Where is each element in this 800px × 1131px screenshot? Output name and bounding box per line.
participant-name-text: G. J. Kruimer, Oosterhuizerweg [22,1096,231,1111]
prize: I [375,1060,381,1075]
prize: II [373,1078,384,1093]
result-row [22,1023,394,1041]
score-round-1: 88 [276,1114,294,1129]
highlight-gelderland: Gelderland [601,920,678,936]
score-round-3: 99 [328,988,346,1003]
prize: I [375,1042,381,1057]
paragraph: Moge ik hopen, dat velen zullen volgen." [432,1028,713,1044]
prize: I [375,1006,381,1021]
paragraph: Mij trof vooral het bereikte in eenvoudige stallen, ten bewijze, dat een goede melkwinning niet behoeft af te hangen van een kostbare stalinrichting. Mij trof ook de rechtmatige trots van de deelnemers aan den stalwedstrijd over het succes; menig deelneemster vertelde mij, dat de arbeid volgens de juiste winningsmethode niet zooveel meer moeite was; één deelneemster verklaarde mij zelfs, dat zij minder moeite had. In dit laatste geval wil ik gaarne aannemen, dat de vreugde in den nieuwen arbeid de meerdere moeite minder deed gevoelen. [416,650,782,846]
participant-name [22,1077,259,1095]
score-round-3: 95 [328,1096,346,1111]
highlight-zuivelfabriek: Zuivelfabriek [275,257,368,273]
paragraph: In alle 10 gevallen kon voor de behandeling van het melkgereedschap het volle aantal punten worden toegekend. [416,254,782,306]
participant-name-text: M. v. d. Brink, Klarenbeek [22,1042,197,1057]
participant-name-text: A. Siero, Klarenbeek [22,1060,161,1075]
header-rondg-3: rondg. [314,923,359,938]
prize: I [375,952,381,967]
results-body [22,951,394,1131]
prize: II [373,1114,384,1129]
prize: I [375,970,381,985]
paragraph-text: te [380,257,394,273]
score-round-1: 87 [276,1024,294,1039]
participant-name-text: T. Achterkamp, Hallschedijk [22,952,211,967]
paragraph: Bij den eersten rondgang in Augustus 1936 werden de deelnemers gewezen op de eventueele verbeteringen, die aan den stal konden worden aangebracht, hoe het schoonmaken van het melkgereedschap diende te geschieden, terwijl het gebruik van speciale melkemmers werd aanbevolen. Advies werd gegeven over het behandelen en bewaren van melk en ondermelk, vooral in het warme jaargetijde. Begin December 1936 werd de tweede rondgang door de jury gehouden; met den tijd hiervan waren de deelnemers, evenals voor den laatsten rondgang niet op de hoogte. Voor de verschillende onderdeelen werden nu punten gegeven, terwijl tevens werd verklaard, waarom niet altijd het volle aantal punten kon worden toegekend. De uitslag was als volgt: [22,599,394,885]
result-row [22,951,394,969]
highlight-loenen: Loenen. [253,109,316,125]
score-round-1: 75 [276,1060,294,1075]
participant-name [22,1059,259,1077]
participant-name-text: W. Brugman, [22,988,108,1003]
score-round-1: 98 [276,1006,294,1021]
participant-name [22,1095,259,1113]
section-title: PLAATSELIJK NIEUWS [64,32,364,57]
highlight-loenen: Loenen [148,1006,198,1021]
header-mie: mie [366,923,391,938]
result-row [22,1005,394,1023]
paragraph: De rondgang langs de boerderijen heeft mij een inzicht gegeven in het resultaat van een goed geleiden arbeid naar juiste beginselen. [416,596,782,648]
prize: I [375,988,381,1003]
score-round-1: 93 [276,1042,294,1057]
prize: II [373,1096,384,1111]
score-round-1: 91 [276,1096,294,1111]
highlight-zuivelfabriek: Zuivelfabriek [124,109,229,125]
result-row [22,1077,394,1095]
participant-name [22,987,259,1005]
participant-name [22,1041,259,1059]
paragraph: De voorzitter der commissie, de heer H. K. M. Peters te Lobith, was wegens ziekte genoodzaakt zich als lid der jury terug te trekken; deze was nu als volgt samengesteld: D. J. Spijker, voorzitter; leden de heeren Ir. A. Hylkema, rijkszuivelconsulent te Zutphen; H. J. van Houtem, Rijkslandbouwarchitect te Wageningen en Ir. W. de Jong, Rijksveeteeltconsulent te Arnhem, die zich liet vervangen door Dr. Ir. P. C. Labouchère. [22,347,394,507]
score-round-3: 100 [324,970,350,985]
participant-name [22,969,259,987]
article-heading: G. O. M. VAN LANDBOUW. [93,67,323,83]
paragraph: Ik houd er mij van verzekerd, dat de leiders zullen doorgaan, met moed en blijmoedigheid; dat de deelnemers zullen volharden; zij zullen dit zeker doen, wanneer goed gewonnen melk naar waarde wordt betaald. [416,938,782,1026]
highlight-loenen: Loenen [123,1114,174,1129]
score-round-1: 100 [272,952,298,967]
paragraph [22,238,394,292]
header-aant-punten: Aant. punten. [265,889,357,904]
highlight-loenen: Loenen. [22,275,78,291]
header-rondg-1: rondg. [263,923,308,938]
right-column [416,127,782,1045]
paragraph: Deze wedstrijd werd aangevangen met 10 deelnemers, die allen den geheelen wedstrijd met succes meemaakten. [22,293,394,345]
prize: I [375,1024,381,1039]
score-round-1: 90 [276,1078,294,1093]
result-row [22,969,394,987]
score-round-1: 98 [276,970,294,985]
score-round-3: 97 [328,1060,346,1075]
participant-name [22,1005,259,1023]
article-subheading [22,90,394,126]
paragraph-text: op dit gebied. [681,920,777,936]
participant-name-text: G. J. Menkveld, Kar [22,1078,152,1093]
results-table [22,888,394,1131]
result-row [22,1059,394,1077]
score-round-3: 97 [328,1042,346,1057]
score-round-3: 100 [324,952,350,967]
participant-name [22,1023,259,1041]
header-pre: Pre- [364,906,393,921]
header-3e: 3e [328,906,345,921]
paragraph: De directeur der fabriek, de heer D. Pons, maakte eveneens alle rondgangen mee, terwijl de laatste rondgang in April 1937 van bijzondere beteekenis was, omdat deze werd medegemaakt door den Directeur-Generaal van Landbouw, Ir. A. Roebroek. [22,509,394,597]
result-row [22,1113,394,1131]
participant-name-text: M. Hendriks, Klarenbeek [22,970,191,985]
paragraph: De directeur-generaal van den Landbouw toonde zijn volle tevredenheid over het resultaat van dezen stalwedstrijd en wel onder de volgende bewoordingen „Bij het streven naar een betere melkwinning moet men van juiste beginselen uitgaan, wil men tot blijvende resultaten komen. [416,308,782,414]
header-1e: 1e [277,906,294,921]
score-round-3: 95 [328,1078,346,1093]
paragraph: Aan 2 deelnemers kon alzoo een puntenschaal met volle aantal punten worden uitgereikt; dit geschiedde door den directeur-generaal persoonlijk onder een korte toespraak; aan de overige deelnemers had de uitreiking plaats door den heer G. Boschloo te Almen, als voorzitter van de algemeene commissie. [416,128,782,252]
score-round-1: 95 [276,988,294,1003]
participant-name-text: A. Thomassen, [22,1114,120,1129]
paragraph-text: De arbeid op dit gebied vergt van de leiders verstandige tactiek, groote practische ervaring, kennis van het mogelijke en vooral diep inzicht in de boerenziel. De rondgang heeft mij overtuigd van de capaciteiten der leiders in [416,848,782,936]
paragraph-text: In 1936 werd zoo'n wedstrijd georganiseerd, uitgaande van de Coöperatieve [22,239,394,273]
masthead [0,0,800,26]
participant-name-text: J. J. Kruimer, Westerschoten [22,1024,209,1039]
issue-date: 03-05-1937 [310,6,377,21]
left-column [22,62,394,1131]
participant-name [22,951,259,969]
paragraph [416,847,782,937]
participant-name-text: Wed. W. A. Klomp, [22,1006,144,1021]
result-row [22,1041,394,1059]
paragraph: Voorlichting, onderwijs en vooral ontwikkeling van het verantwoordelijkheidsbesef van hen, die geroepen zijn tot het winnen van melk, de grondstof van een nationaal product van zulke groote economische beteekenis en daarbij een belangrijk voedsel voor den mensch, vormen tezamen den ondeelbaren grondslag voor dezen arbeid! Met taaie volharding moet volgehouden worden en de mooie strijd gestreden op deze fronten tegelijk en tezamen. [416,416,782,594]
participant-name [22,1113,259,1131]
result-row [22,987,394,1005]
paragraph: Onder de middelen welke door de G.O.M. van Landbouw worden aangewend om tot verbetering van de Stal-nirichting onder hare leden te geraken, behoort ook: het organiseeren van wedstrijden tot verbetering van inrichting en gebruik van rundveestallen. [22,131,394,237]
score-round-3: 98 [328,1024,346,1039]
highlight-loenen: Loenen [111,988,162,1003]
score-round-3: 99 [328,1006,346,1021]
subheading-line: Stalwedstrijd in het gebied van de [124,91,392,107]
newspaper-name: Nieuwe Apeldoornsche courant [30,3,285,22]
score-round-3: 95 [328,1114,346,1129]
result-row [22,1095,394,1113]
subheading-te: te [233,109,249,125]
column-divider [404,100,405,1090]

#### WHAT IS REQUIRED
Recast the data above as a Markdown table with the columns "No." and "Entry," from the first line through the line containing "participant-name-text: M. v.", numbering each row and leaving out blank lines.

#### RESPONSE TO THE TASK
| No. | Entry |
|---|---|
| 1 | Where is each element in this 800px × 1131px screenshot? Output name and bounding box per line. |
| 2 | participant-name-text: G. J. Kruimer, Oosterhuizerweg [22,1096,231,1111] |
| 3 | prize: I [375,1060,381,1075] |
| 4 | prize: II [373,1078,384,1093] |
| 5 | result-row [22,1023,394,1041] |
| 6 | score-round-1: 88 [276,1114,294,1129] |
| 7 | highlight-gelderland: Gelderland [601,920,678,936] |
| 8 | score-round-3: 99 [328,988,346,1003] |
| 9 | prize: I [375,1042,381,1057] |
| 10 | paragraph: Moge ik hopen, dat velen zullen volgen." [432,1028,713,1044] |
| 11 | prize: I [375,1006,381,1021] |
| 12 | paragraph: Mij trof vooral het bereikte in eenvoudige stallen, ten bewijze, dat een goede melkwinning niet behoeft af te hangen van een kostbare stalinrichting. Mij trof ook de rechtmatige trots van de deelnemers aan den stalwedstrijd over het succes; menig deelneemster vertelde mij, dat de arbeid volgens de juiste winningsmethode niet zooveel meer moeite was; één deelneemster verklaarde mij zelfs, dat zij minder moeite had. In dit laatste geval wil ik gaarne aannemen, dat de vreugde in den nieuwen arbeid de meerdere moeite minder deed gevoelen. [416,650,782,846] |
| 13 | participant-name [22,1077,259,1095] |
| 14 | score-round-3: 95 [328,1096,346,1111] |
| 15 | highlight-zuivelfabriek: Zuivelfabriek [275,257,368,273] |
| 16 | paragraph: In alle 10 gevallen kon voor de behandeling van het melkgereedschap het volle aantal punten worden toegekend. [416,254,782,306] |
| 17 | participant-name-text: M. v. d. Brink, Klarenbeek [22,1042,197,1057] |